The problem:
Retype everything from the line containing "Patent image size: (1323, 950)." down to the line containing "The through-hole 50 is at (483, 598).", both included, with no changes.

Exercise inputs:
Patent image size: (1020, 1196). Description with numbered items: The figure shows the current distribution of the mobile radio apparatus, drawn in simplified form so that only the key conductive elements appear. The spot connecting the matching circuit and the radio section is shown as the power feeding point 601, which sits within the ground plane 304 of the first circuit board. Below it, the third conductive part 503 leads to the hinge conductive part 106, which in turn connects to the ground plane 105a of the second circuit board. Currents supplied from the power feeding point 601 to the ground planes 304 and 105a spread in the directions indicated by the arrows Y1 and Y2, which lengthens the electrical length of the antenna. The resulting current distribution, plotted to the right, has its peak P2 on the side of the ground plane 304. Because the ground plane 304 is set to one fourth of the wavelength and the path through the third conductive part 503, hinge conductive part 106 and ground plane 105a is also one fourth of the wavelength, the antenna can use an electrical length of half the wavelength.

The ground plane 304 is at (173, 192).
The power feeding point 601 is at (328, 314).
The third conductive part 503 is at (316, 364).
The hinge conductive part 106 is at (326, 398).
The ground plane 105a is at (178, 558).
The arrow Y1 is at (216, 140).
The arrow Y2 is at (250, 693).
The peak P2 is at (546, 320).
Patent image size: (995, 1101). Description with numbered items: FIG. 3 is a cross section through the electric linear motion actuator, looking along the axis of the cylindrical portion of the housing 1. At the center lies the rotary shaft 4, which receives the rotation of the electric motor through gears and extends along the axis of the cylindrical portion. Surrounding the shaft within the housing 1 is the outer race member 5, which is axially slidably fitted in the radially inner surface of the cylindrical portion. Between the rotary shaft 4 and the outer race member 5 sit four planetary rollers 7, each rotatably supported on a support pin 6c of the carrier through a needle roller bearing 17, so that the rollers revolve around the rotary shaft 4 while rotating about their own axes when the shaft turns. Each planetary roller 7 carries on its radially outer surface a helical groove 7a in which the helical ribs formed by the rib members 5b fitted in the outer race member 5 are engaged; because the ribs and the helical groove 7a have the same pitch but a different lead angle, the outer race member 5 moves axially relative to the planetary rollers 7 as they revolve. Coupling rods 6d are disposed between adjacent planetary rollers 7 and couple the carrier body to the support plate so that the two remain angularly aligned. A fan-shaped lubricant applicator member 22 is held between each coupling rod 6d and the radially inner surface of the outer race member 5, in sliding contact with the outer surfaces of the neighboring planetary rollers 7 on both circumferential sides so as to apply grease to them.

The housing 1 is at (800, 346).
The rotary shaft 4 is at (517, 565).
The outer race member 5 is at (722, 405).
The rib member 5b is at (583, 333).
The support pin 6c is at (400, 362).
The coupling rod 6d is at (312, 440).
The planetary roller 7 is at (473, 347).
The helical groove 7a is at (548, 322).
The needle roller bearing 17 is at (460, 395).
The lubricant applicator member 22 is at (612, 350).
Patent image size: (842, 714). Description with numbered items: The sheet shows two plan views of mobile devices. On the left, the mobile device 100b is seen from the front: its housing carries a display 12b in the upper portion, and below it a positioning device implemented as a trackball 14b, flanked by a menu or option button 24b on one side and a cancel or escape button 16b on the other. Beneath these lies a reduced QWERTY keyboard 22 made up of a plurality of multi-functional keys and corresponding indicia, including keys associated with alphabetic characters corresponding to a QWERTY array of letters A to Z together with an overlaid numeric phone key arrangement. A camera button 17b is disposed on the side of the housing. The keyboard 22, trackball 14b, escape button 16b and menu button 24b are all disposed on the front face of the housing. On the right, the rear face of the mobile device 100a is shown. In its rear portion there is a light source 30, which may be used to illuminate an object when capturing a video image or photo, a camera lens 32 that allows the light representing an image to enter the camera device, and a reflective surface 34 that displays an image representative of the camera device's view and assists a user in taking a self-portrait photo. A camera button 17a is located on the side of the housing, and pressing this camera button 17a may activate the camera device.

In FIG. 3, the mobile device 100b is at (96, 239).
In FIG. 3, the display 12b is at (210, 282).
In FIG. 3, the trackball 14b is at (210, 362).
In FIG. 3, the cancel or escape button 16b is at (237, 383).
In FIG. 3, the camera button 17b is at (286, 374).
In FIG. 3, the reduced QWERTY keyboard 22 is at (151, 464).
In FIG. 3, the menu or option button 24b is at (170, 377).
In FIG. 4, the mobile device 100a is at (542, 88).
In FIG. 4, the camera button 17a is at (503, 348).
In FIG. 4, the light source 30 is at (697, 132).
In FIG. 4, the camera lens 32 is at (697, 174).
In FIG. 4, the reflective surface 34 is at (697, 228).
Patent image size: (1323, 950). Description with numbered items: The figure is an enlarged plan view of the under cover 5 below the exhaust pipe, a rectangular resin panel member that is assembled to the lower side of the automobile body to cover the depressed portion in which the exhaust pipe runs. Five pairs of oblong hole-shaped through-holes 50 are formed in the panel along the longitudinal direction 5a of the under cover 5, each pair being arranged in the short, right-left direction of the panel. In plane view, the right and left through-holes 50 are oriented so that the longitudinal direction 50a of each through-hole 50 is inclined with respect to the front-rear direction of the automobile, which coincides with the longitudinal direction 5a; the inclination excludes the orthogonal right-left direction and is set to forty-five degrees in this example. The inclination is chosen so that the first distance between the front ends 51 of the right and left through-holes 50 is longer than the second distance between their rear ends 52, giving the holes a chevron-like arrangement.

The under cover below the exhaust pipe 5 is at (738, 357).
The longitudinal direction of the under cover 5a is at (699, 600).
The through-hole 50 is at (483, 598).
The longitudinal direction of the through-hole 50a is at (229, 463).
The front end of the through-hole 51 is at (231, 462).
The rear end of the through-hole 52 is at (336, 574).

Completed exercise:
Patent image size: (1323, 950). Description with numbered items: The figure is an enlarged plan view of the under cover 5 below the exhaust pipe, a rectangular resin panel member that is assembled to the lower side of the automobile body to cover the depressed portion in which the exhaust pipe runs. Five pairs of oblong hole-shaped through-holes 50 are formed in the panel along the longitudinal direction 5a of the under cover 5, each pair being arranged in the short, right-left direction of the panel. In plane view, the right and left through-holes 50 are oriented so that the longitudinal direction 50a of each through-hole 50 is inclined with respect to the front-rear direction of the automobile, which coincides with the longitudinal direction 5a; the inclination excludes the orthogonal right-left direction and is set to forty-five degrees in this example. The inclination is chosen so that the first distance between the front ends 51 of the right and left through-holes 50 is longer than the second distance between their rear ends 52, giving the holes a chevron-like arrangement.

The under cover below the exhaust pipe 5 is at (738, 357).
The longitudinal direction of the under cover 5a is at (699, 600).
The through-hole 50 is at (483, 598).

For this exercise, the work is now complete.